▸ What to do
Make an exact copy of the lines, leaving the pictures out.

Entries taken from a collection

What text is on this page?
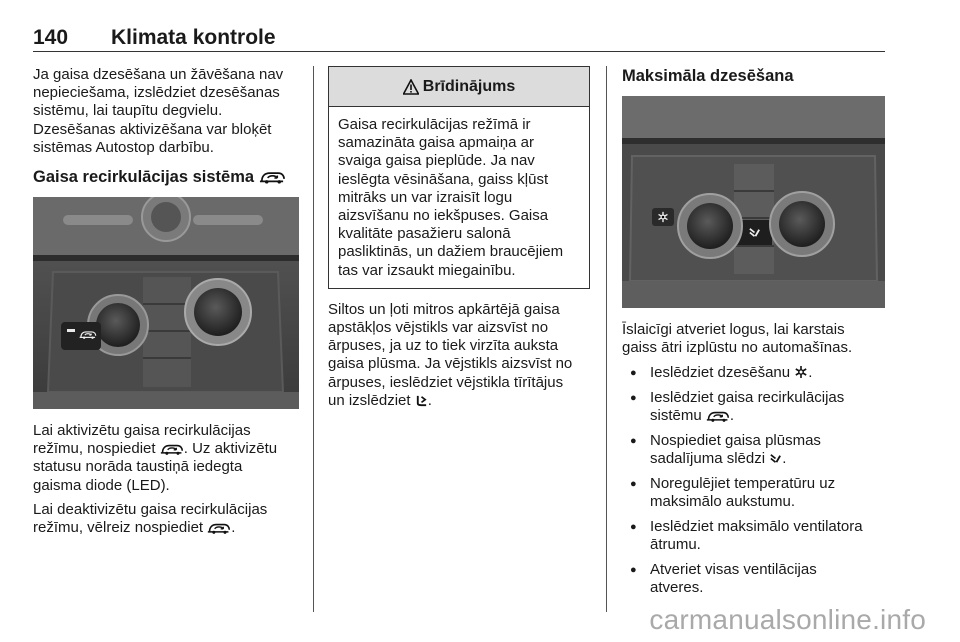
140 Klimata kontrole

Ja gaisa dzesēšana un žāvēšana nav
nepieciešama, izslēdziet dzesēšanas
sistēmu, lai taupītu degvielu.
Dzesēšanas aktivizēšana var bloķēt
sistēmas Autostop darbību.

Gaisa recirkulācijas sistēma

Lai aktivizētu gaisa recirkulācijas
režīmu, nospiediet . Uz aktivizētu
statusu norāda taustiņā iedegta
gaisma diode (LED).

Lai deaktivizētu gaisa recirkulācijas
režīmu, vēlreiz nospiediet .

Brīdinājums
Gaisa recirkulācijas režīmā ir
samazināta gaisa apmaiņa ar
svaiga gaisa pieplūde. Ja nav
ieslēgta vēsināšana, gaiss kļūst
mitrāks un var izraisīt logu
aizsvīšanu no iekšpuses. Gaisa
kvalitāte pasažieru salonā
pasliktinās, un dažiem braucējiem
tas var izsaukt miegainību.

Siltos un ļoti mitros apkārtējā gaisa
apstākļos vējstikls var aizsvīst no
ārpuses, ja uz to tiek virzīta auksta
gaisa plūsma. Ja vējstikls aizsvīst no
ārpuses, ieslēdziet vējstikla tīrītājus
un izslēdziet .

Maksimāla dzesēšana

Īslaicīgi atveriet logus, lai karstais
gaiss ātri izplūstu no automašīnas.

● Ieslēdziet dzesēšanu .
● Ieslēdziet gaisa recirkulācijas
sistēmu .
● Nospiediet gaisa plūsmas
sadalījuma slēdzi .
● Noregulējiet temperatūru uz
maksimālo aukstumu.
● Ieslēdziet maksimālo ventilatora
ātrumu.
● Atveriet visas ventilācijas
atveres.
carmanualsonline.info
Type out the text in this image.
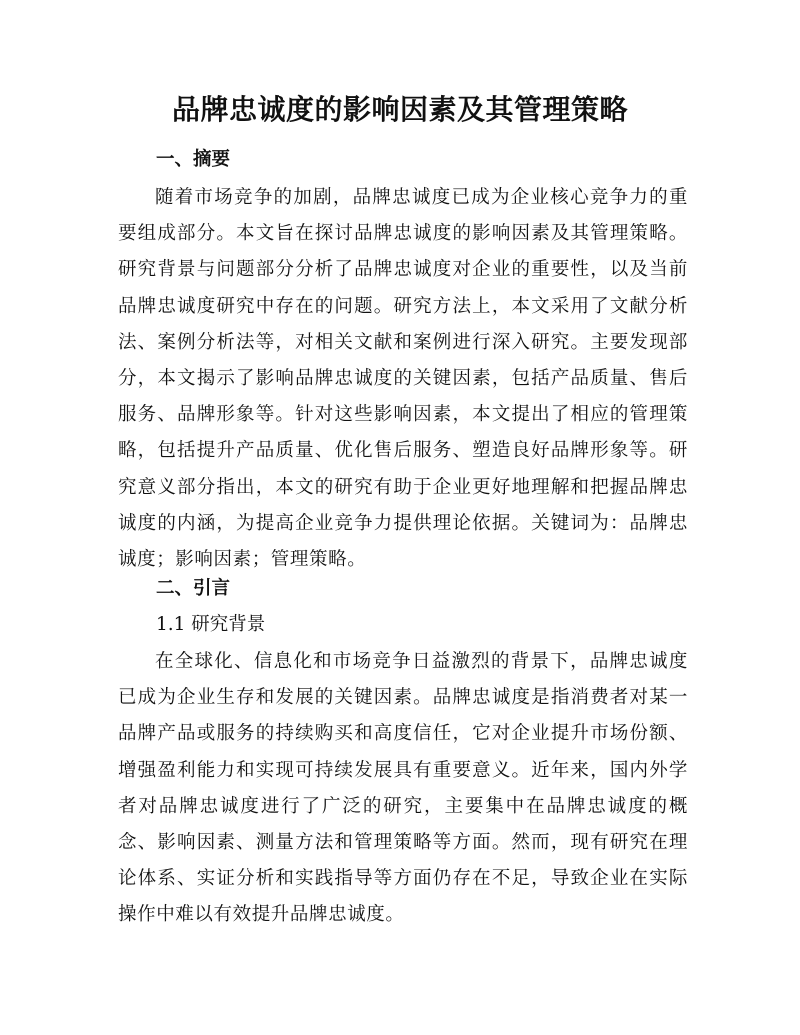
品牌忠诚度的影响因素及其管理策略
一、摘要
随着市场竞争的加剧，品牌忠诚度已成为企业核心竞争力的重要组成部分。本文旨在探讨品牌忠诚度的影响因素及其管理策略。研究背景与问题部分分析了品牌忠诚度对企业的重要性，以及当前品牌忠诚度研究中存在的问题。研究方法上，本文采用了文献分析法、案例分析法等，对相关文献和案例进行深入研究。主要发现部分，本文揭示了影响品牌忠诚度的关键因素，包括产品质量、售后服务、品牌形象等。针对这些影响因素，本文提出了相应的管理策略，包括提升产品质量、优化售后服务、塑造良好品牌形象等。研究意义部分指出，本文的研究有助于企业更好地理解和把握品牌忠诚度的内涵，为提高企业竞争力提供理论依据。关键词为：品牌忠诚度；影响因素；管理策略。
二、引言
1.1 研究背景
在全球化、信息化和市场竞争日益激烈的背景下，品牌忠诚度已成为企业生存和发展的关键因素。品牌忠诚度是指消费者对某一品牌产品或服务的持续购买和高度信任，它对企业提升市场份额、增强盈利能力和实现可持续发展具有重要意义。近年来，国内外学者对品牌忠诚度进行了广泛的研究，主要集中在品牌忠诚度的概念、影响因素、测量方法和管理策略等方面。然而，现有研究在理论体系、实证分析和实践指导等方面仍存在不足，导致企业在实际操作中难以有效提升品牌忠诚度。
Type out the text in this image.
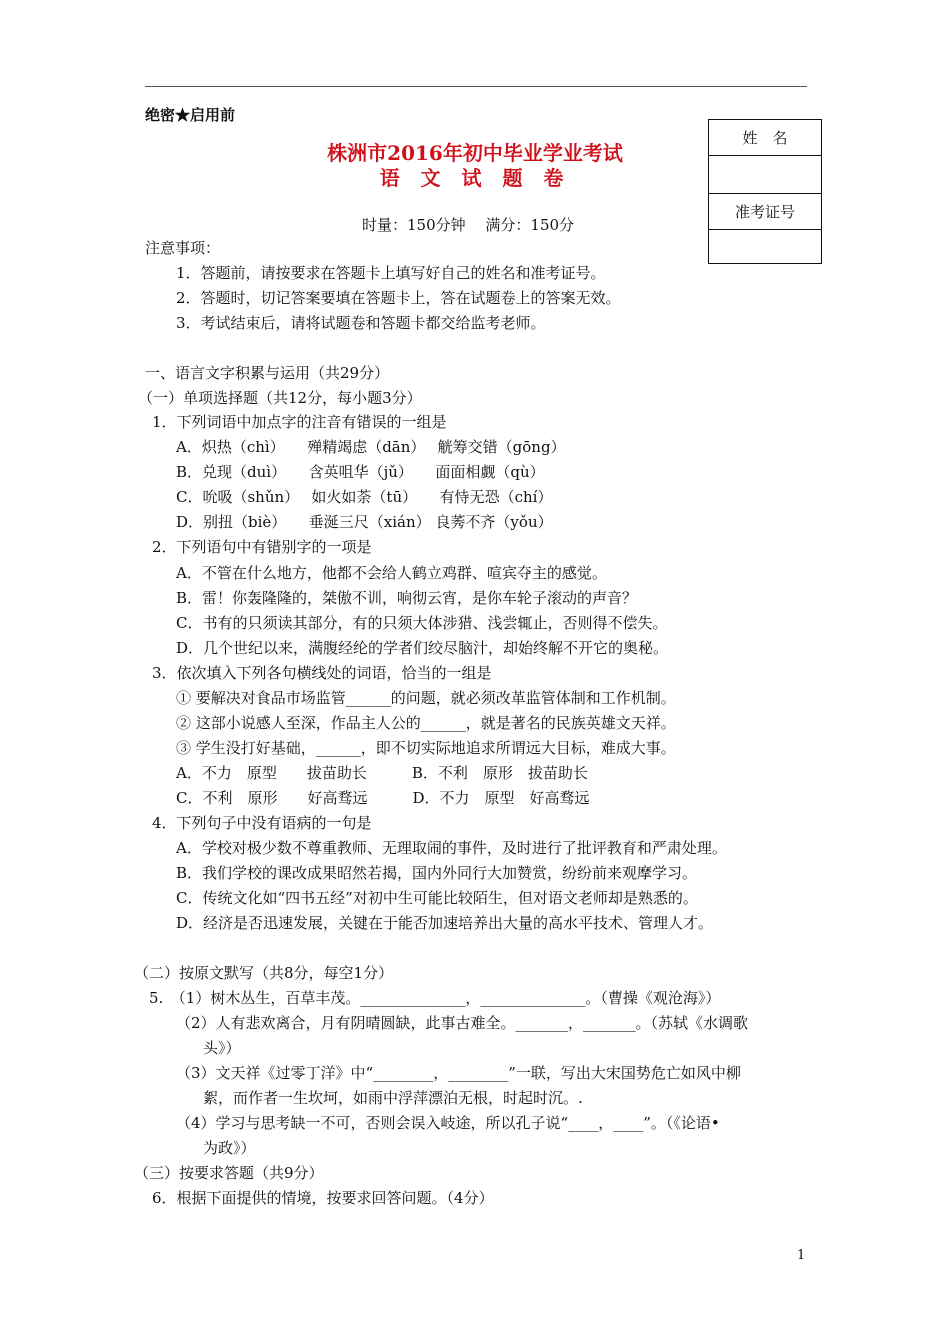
绝密★启用前
株洲市2016年初中毕业学业考试
语 文 试 题 卷
时量：150分钟　 满分：150分
姓　名

准考证号

注意事项：
1．答题前，请按要求在答题卡上填写好自己的姓名和准考证号。
2．答题时，切记答案要填在答题卡上，答在试题卷上的答案无效。
3．考试结束后，请将试题卷和答题卡都交给监考老师。
一、语言文字积累与运用（共29分）
（一）单项选择题（共12分，每小题3分）
1．下列词语中加点字的注音有错误的一组是
A．炽热（chì）　　殚精竭虑（dān）　 觥筹交错（gōng）
B．兑现（duì）　　含英咀华（jǔ）　　面面相觑（qù）
C．吮吸（shǔn）　 如火如荼（tū）　　有恃无恐（chí）
D．别扭（biè）　　垂涎三尺（xián） 良莠不齐（yǒu）
2．下列语句中有错别字的一项是
A．不管在什么地方，他都不会给人鹤立鸡群、喧宾夺主的感觉。
B．雷！你轰隆隆的，桀傲不训，响彻云宵，是你车轮子滚动的声音？
C．书有的只须读其部分，有的只须大体涉猎、浅尝辄止，否则得不偿失。
D．几个世纪以来，满腹经纶的学者们绞尽脑汁，却始终解不开它的奥秘。
3．依次填入下列各句横线处的词语，恰当的一组是
① 要解决对食品市场监管______的问题，就必须改革监管体制和工作机制。
② 这部小说感人至深，作品主人公的______，就是著名的民族英雄文天祥。
③ 学生没打好基础，______，即不切实际地追求所谓远大目标，难成大事。
A．不力　原型　　拔苗助长　　　B．不利　原形　拔苗助长
C．不利　原形　　好高骛远　　　D．不力　原型　好高骛远
4．下列句子中没有语病的一句是
A．学校对极少数不尊重教师、无理取闹的事件，及时进行了批评教育和严肃处理。
B．我们学校的课改成果昭然若揭，国内外同行大加赞赏，纷纷前来观摩学习。
C．传统文化如“四书五经”对初中生可能比较陌生，但对语文老师却是熟悉的。
D．经济是否迅速发展，关键在于能否加速培养出大量的高水平技术、管理人才。
（二）按原文默写（共8分，每空1分）
5.　（1）树木丛生，百草丰茂。______________，______________。（曹操《观沧海》）
（2）人有悲欢离合，月有阴晴圆缺，此事古难全。_______，_______。（苏轼《水调歌
头》）
（3）文天祥《过零丁洋》中“________，________”一联，写出大宋国势危亡如风中柳
絮，而作者一生坎坷，如雨中浮萍漂泊无根，时起时沉。.
（4）学习与思考缺一不可，否则会误入岐途，所以孔子说“____，____”。（《论语•
为政》）
（三）按要求答题（共9分）
6．根据下面提供的情境，按要求回答问题。（4分）
1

▸ Final answer
What text is on this page?
140 Klimata kontrole

Ja gaisa dzesēšana un žāvēšana nav
nepieciešama, izslēdziet dzesēšanas
sistēmu, lai taupītu degvielu.
Dzesēšanas aktivizēšana var bloķēt
sistēmas Autostop darbību.

Gaisa recirkulācijas sistēma

Lai aktivizētu gaisa recirkulācijas
režīmu, nospiediet . Uz aktivizētu
statusu norāda taustiņā iedegta
gaisma diode (LED).

Lai deaktivizētu gaisa recirkulācijas
režīmu, vēlreiz nospiediet .

Brīdinājums
Gaisa recirkulācijas režīmā ir
samazināta gaisa apmaiņa ar
svaiga gaisa pieplūde. Ja nav
ieslēgta vēsināšana, gaiss kļūst
mitrāks un var izraisīt logu
aizsvīšanu no iekšpuses. Gaisa
kvalitāte pasažieru salonā
pasliktinās, un dažiem braucējiem
tas var izsaukt miegainību.

Siltos un ļoti mitros apkārtējā gaisa
apstākļos vējstikls var aizsvīst no
ārpuses, ja uz to tiek virzīta auksta
gaisa plūsma. Ja vējstikls aizsvīst no
ārpuses, ieslēdziet vējstikla tīrītājus
un izslēdziet .

Maksimāla dzesēšana

Īslaicīgi atveriet logus, lai karstais
gaiss ātri izplūstu no automašīnas.

● Ieslēdziet dzesēšanu .
● Ieslēdziet gaisa recirkulācijas
sistēmu .
● Nospiediet gaisa plūsmas
sadalījuma slēdzi .
● Noregulējiet temperatūru uz
maksimālo aukstumu.
● Ieslēdziet maksimālo ventilatora
ātrumu.
● Atveriet visas ventilācijas
atveres.
carmanualsonline.info
Type out the text in this image.
品牌忠诚度的影响因素及其管理策略
一、摘要
随着市场竞争的加剧，品牌忠诚度已成为企业核心竞争力的重要组成部分。本文旨在探讨品牌忠诚度的影响因素及其管理策略。研究背景与问题部分分析了品牌忠诚度对企业的重要性，以及当前品牌忠诚度研究中存在的问题。研究方法上，本文采用了文献分析法、案例分析法等，对相关文献和案例进行深入研究。主要发现部分，本文揭示了影响品牌忠诚度的关键因素，包括产品质量、售后服务、品牌形象等。针对这些影响因素，本文提出了相应的管理策略，包括提升产品质量、优化售后服务、塑造良好品牌形象等。研究意义部分指出，本文的研究有助于企业更好地理解和把握品牌忠诚度的内涵，为提高企业竞争力提供理论依据。关键词为：品牌忠诚度；影响因素；管理策略。
二、引言
1.1 研究背景
在全球化、信息化和市场竞争日益激烈的背景下，品牌忠诚度已成为企业生存和发展的关键因素。品牌忠诚度是指消费者对某一品牌产品或服务的持续购买和高度信任，它对企业提升市场份额、增强盈利能力和实现可持续发展具有重要意义。近年来，国内外学者对品牌忠诚度进行了广泛的研究，主要集中在品牌忠诚度的概念、影响因素、测量方法和管理策略等方面。然而，现有研究在理论体系、实证分析和实践指导等方面仍存在不足，导致企业在实际操作中难以有效提升品牌忠诚度。
Type out the text in this image.
绝密★启用前
株洲市2016年初中毕业学业考试
语 文 试 题 卷
时量：150分钟　 满分：150分
姓　名

准考证号

注意事项：
1．答题前，请按要求在答题卡上填写好自己的姓名和准考证号。
2．答题时，切记答案要填在答题卡上，答在试题卷上的答案无效。
3．考试结束后，请将试题卷和答题卡都交给监考老师。
一、语言文字积累与运用（共29分）
（一）单项选择题（共12分，每小题3分）
1．下列词语中加点字的注音有错误的一组是
A．炽热（chì）　　殚精竭虑（dān）　 觥筹交错（gōng）
B．兑现（duì）　　含英咀华（jǔ）　　面面相觑（qù）
C．吮吸（shǔn）　 如火如荼（tū）　　有恃无恐（chí）
D．别扭（biè）　　垂涎三尺（xián） 良莠不齐（yǒu）
2．下列语句中有错别字的一项是
A．不管在什么地方，他都不会给人鹤立鸡群、喧宾夺主的感觉。
B．雷！你轰隆隆的，桀傲不训，响彻云宵，是你车轮子滚动的声音？
C．书有的只须读其部分，有的只须大体涉猎、浅尝辄止，否则得不偿失。
D．几个世纪以来，满腹经纶的学者们绞尽脑汁，却始终解不开它的奥秘。
3．依次填入下列各句横线处的词语，恰当的一组是
① 要解决对食品市场监管______的问题，就必须改革监管体制和工作机制。
② 这部小说感人至深，作品主人公的______，就是著名的民族英雄文天祥。
③ 学生没打好基础，______，即不切实际地追求所谓远大目标，难成大事。
A．不力　原型　　拔苗助长　　　B．不利　原形　拔苗助长
C．不利　原形　　好高骛远　　　D．不力　原型　好高骛远
4．下列句子中没有语病的一句是
A．学校对极少数不尊重教师、无理取闹的事件，及时进行了批评教育和严肃处理。
B．我们学校的课改成果昭然若揭，国内外同行大加赞赏，纷纷前来观摩学习。
C．传统文化如“四书五经”对初中生可能比较陌生，但对语文老师却是熟悉的。
D．经济是否迅速发展，关键在于能否加速培养出大量的高水平技术、管理人才。
（二）按原文默写（共8分，每空1分）
5.　（1）树木丛生，百草丰茂。______________，______________。（曹操《观沧海》）
（2）人有悲欢离合，月有阴晴圆缺，此事古难全。_______，_______。（苏轼《水调歌
头》）
（3）文天祥《过零丁洋》中“________，________”一联，写出大宋国势危亡如风中柳
絮，而作者一生坎坷，如雨中浮萍漂泊无根，时起时沉。.
（4）学习与思考缺一不可，否则会误入岐途，所以孔子说“____，____”。（《论语•
为政》）
（三）按要求答题（共9分）
6．根据下面提供的情境，按要求回答问题。（4分）
1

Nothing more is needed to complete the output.